____ Exercise data
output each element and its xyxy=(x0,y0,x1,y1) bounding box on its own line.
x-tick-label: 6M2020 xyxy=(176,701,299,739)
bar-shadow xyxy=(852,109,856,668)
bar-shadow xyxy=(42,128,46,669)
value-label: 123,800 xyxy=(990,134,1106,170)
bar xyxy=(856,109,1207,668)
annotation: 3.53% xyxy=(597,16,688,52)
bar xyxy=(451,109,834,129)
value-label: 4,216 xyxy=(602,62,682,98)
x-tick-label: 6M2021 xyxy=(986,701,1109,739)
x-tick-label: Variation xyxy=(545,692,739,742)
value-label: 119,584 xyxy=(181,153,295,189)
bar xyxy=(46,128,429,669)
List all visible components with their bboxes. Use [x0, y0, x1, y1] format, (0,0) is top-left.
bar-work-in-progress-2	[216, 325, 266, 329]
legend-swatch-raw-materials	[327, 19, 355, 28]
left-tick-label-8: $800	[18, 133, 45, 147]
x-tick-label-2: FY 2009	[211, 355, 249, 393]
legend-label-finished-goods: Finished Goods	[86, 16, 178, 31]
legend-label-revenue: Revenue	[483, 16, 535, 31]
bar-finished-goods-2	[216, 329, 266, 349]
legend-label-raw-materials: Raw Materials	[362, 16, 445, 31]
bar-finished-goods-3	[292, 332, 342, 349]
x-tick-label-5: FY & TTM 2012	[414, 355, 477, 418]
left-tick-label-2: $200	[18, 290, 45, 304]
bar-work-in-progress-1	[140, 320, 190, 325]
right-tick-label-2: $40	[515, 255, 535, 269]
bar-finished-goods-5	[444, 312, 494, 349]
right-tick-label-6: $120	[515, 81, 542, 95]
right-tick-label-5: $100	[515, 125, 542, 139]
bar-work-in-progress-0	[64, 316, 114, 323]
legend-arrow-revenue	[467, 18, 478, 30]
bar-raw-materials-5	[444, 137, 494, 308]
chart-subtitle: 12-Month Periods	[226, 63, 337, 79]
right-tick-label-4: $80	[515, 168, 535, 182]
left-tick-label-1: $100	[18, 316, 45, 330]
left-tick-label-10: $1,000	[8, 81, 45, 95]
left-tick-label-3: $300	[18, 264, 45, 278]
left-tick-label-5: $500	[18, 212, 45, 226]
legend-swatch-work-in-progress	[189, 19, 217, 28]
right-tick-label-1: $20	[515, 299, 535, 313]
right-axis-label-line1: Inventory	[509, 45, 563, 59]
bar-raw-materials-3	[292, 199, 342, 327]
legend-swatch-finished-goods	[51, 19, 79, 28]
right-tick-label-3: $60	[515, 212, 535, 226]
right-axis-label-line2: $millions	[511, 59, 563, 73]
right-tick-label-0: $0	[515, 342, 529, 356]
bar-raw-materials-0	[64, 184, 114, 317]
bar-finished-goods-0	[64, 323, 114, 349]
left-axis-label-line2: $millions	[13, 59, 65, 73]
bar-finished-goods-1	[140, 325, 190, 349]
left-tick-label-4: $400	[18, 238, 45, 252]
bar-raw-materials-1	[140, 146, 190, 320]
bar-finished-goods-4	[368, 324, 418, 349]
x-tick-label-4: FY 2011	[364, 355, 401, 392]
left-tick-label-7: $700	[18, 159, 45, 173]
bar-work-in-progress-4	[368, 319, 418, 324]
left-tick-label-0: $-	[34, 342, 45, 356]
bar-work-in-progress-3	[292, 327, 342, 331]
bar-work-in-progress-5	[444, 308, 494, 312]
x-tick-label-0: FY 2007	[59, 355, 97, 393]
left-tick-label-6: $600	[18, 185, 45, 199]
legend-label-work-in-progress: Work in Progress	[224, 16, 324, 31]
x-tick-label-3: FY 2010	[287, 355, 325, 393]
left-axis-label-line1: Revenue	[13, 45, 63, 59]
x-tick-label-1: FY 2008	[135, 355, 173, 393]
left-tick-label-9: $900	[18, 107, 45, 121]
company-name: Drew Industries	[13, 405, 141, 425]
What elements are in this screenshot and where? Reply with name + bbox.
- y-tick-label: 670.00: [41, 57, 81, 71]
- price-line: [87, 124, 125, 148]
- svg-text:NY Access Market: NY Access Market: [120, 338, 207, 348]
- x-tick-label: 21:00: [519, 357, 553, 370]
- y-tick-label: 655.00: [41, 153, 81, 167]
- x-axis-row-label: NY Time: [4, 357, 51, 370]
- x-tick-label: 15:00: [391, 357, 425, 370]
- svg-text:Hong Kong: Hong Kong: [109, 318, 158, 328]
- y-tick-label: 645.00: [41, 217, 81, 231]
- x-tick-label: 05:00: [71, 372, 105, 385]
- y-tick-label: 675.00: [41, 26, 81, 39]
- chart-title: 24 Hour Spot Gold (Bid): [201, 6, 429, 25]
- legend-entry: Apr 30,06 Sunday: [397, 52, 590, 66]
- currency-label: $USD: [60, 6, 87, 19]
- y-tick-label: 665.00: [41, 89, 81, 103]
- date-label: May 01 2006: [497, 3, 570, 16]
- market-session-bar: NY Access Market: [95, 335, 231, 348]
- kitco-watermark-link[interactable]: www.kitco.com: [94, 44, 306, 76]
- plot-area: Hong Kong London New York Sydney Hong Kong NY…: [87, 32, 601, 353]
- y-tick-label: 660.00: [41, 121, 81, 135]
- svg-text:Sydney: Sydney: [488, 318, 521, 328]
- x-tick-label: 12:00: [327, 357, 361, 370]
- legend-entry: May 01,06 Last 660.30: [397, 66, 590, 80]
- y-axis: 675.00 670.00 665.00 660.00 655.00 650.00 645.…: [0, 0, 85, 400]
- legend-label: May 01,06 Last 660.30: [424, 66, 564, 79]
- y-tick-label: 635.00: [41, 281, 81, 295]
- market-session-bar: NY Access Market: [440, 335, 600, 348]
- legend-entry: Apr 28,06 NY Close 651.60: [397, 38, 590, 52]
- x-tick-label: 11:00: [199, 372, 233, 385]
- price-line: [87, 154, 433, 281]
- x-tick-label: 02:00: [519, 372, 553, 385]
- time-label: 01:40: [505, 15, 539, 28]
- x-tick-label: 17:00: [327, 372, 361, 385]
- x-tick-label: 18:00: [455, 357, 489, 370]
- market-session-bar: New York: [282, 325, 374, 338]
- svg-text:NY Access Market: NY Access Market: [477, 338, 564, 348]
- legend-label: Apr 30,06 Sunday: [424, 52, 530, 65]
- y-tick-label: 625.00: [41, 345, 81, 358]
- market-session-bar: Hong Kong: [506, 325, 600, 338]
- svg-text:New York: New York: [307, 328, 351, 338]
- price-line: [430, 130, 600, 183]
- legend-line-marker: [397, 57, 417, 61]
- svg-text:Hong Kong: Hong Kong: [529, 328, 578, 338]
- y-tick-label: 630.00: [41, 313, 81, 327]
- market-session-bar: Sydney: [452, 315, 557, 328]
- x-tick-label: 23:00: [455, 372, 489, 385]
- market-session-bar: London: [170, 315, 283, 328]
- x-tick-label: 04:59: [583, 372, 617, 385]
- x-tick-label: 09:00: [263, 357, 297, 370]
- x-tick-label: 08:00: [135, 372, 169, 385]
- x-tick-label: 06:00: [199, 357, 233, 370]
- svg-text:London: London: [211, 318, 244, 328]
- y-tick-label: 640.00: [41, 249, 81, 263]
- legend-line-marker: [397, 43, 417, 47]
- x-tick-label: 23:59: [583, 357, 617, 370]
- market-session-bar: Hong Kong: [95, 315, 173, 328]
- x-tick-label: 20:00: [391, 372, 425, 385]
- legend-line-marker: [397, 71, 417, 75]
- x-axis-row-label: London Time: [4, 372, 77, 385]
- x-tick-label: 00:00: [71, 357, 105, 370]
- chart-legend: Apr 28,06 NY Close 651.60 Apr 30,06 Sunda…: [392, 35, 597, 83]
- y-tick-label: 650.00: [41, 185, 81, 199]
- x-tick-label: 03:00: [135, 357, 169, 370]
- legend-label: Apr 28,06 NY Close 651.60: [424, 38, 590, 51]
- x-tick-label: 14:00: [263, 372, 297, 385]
________
_Stated task_: Starting at the beginning of the material and ending with the line that contains "45, 563, 59]", lay out those lines as a numbered list, leaving out any blank lines.

_Response for this exercise_:
1. output each element and its xyxy=(x0,y0,x1,y1) bounding box on its own line.
2. x-tick-label: 6M2020 xyxy=(176,701,299,739)
3. bar-shadow xyxy=(852,109,856,668)
4. bar-shadow xyxy=(42,128,46,669)
5. value-label: 123,800 xyxy=(990,134,1106,170)
6. bar xyxy=(856,109,1207,668)
7. annotation: 3.53% xyxy=(597,16,688,52)
8. bar xyxy=(451,109,834,129)
9. value-label: 4,216 xyxy=(602,62,682,98)
10. x-tick-label: 6M2021 xyxy=(986,701,1109,739)
11. x-tick-label: Variation xyxy=(545,692,739,742)
12. value-label: 119,584 xyxy=(181,153,295,189)
13. bar xyxy=(46,128,429,669)
14. List all visible components with their bboxes. Use [x0, y0, x1, y1] format, (0,0) is top-left.
15. bar-work-in-progress-2	[216, 325, 266, 329]
16. legend-swatch-raw-materials	[327, 19, 355, 28]
17. left-tick-label-8: $800	[18, 133, 45, 147]
18. x-tick-label-2: FY 2009	[211, 355, 249, 393]
19. legend-label-finished-goods: Finished Goods	[86, 16, 178, 31]
20. legend-label-revenue: Revenue	[483, 16, 535, 31]
21. bar-finished-goods-2	[216, 329, 266, 349]
22. legend-label-raw-materials: Raw Materials	[362, 16, 445, 31]
23. bar-finished-goods-3	[292, 332, 342, 349]
24. x-tick-label-5: FY & TTM 2012	[414, 355, 477, 418]
25. left-tick-label-2: $200	[18, 290, 45, 304]
26. bar-work-in-progress-1	[140, 320, 190, 325]
27. right-tick-label-2: $40	[515, 255, 535, 269]
28. bar-finished-goods-5	[444, 312, 494, 349]
29. right-tick-label-6: $120	[515, 81, 542, 95]
30. right-tick-label-5: $100	[515, 125, 542, 139]
31. bar-work-in-progress-0	[64, 316, 114, 323]
32. legend-arrow-revenue	[467, 18, 478, 30]
33. bar-raw-materials-5	[444, 137, 494, 308]
34. chart-subtitle: 12-Month Periods	[226, 63, 337, 79]
35. right-tick-label-4: $80	[515, 168, 535, 182]
36. left-tick-label-1: $100	[18, 316, 45, 330]
37. left-tick-label-10: $1,000	[8, 81, 45, 95]
38. left-tick-label-3: $300	[18, 264, 45, 278]
39. left-tick-label-5: $500	[18, 212, 45, 226]
40. legend-swatch-work-in-progress	[189, 19, 217, 28]
41. right-tick-label-1: $20	[515, 299, 535, 313]
42. right-axis-label-line1: Inventory	[509, 45, 563, 59]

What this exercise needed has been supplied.